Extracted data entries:
================
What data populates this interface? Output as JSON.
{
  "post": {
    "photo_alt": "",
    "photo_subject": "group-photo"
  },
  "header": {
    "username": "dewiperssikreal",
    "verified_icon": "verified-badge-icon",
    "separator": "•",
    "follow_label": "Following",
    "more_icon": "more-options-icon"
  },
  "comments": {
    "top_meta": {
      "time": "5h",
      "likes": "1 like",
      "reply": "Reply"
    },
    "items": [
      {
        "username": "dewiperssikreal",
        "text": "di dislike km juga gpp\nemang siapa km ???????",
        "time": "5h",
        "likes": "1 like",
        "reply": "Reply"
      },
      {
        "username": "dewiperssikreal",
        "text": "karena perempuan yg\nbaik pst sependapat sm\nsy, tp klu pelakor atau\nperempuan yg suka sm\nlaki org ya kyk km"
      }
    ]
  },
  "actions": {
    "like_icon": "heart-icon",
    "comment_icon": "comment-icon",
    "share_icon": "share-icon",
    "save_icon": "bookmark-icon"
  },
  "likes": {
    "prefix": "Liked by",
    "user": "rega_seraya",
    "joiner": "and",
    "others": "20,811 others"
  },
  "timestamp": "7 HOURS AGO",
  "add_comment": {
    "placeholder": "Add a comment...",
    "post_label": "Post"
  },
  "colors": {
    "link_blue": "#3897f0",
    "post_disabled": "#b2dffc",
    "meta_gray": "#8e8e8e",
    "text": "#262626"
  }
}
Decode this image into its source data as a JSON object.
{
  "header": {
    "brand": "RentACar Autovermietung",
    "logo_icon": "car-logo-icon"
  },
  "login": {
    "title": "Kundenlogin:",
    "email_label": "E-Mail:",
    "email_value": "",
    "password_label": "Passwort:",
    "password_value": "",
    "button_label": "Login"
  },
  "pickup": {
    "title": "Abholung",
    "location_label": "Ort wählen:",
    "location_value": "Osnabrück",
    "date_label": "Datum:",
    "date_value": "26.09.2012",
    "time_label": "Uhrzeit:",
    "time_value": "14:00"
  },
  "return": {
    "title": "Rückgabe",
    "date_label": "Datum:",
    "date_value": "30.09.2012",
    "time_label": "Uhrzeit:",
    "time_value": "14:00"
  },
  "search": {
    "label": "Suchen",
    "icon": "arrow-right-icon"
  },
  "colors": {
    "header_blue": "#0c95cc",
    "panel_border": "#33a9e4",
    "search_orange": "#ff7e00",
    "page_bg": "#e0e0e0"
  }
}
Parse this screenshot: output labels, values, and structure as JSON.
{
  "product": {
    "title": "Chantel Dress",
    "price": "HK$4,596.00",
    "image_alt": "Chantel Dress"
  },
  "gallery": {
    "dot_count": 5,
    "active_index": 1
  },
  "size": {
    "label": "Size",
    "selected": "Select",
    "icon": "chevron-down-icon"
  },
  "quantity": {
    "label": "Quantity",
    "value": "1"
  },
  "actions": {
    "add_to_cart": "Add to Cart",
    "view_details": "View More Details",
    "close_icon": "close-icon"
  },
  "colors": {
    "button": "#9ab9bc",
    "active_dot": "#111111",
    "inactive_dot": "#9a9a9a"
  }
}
================
Using the listing above, please repeat every entry exactly.

What data populates this interface? Output as JSON.
{
  "post": {
    "photo_alt": "",
    "photo_subject": "group-photo"
  },
  "header": {
    "username": "dewiperssikreal",
    "verified_icon": "verified-badge-icon",
    "separator": "•",
    "follow_label": "Following",
    "more_icon": "more-options-icon"
  },
  "comments": {
    "top_meta": {
      "time": "5h",
      "likes": "1 like",
      "reply": "Reply"
    },
    "items": [
      {
        "username": "dewiperssikreal",
        "text": "di dislike km juga gpp\nemang siapa km ???????",
        "time": "5h",
        "likes": "1 like",
        "reply": "Reply"
      },
      {
        "username": "dewiperssikreal",
        "text": "karena perempuan yg\nbaik pst sependapat sm\nsy, tp klu pelakor atau\nperempuan yg suka sm\nlaki org ya kyk km"
      }
    ]
  },
  "actions": {
    "like_icon": "heart-icon",
    "comment_icon": "comment-icon",
    "share_icon": "share-icon",
    "save_icon": "bookmark-icon"
  },
  "likes": {
    "prefix": "Liked by",
    "user": "rega_seraya",
    "joiner": "and",
    "others": "20,811 others"
  },
  "timestamp": "7 HOURS AGO",
  "add_comment": {
    "placeholder": "Add a comment...",
    "post_label": "Post"
  },
  "colors": {
    "link_blue": "#3897f0",
    "post_disabled": "#b2dffc",
    "meta_gray": "#8e8e8e",
    "text": "#262626"
  }
}
Decode this image into its source data as a JSON object.
{
  "header": {
    "brand": "RentACar Autovermietung",
    "logo_icon": "car-logo-icon"
  },
  "login": {
    "title": "Kundenlogin:",
    "email_label": "E-Mail:",
    "email_value": "",
    "password_label": "Passwort:",
    "password_value": "",
    "button_label": "Login"
  },
  "pickup": {
    "title": "Abholung",
    "location_label": "Ort wählen:",
    "location_value": "Osnabrück",
    "date_label": "Datum:",
    "date_value": "26.09.2012",
    "time_label": "Uhrzeit:",
    "time_value": "14:00"
  },
  "return": {
    "title": "Rückgabe",
    "date_label": "Datum:",
    "date_value": "30.09.2012",
    "time_label": "Uhrzeit:",
    "time_value": "14:00"
  },
  "search": {
    "label": "Suchen",
    "icon": "arrow-right-icon"
  },
  "colors": {
    "header_blue": "#0c95cc",
    "panel_border": "#33a9e4",
    "search_orange": "#ff7e00",
    "page_bg": "#e0e0e0"
  }
}
Parse this screenshot: output labels, values, and structure as JSON.
{
  "product": {
    "title": "Chantel Dress",
    "price": "HK$4,596.00",
    "image_alt": "Chantel Dress"
  },
  "gallery": {
    "dot_count": 5,
    "active_index": 1
  },
  "size": {
    "label": "Size",
    "selected": "Select",
    "icon": "chevron-down-icon"
  },
  "quantity": {
    "label": "Quantity",
    "value": "1"
  },
  "actions": {
    "add_to_cart": "Add to Cart",
    "view_details": "View More Details",
    "close_icon": "close-icon"
  },
  "colors": {
    "button": "#9ab9bc",
    "active_dot": "#111111",
    "inactive_dot": "#9a9a9a"
  }
}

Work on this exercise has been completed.